(Stored dataset items)
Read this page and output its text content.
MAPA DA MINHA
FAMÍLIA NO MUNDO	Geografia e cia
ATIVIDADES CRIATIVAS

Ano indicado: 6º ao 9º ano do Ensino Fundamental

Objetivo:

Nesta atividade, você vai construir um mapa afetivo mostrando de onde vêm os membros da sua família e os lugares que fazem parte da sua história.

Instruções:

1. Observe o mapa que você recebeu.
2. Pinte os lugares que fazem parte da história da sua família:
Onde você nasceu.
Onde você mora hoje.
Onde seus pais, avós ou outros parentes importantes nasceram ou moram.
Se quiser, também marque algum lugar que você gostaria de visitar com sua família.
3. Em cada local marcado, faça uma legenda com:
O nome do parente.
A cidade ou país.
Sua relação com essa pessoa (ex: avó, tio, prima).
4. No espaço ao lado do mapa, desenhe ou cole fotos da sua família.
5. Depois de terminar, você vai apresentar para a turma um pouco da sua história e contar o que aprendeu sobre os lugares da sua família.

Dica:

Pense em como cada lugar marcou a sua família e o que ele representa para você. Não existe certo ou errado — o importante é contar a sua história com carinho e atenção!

→ **PROBLEM STATEMENT**:
Repeat all the records. Match each line exactly.

→ **RIGHT ANSWER**:
Read this page and output its text content.
MAPA DA MINHA
FAMÍLIA NO MUNDO	Geografia e cia
ATIVIDADES CRIATIVAS

Ano indicado: 6º ao 9º ano do Ensino Fundamental

Objetivo:

Nesta atividade, você vai construir um mapa afetivo mostrando de onde vêm os membros da sua família e os lugares que fazem parte da sua história.

Instruções:

1. Observe o mapa que você recebeu.
2. Pinte os lugares que fazem parte da história da sua família:
Onde você nasceu.
Onde você mora hoje.
Onde seus pais, avós ou outros parentes importantes nasceram ou moram.
Se quiser, também marque algum lugar que você gostaria de visitar com sua família.
3. Em cada local marcado, faça uma legenda com:
O nome do parente.
A cidade ou país.
Sua relação com essa pessoa (ex: avó, tio, prima).
4. No espaço ao lado do mapa, desenhe ou cole fotos da sua família.
5. Depois de terminar, você vai apresentar para a turma um pouco da sua história e contar o que aprendeu sobre os lugares da sua família.

Dica:

Pense em como cada lugar marcou a sua família e o que ele representa para você. Não existe certo ou errado — o importante é contar a sua história com carinho e atenção!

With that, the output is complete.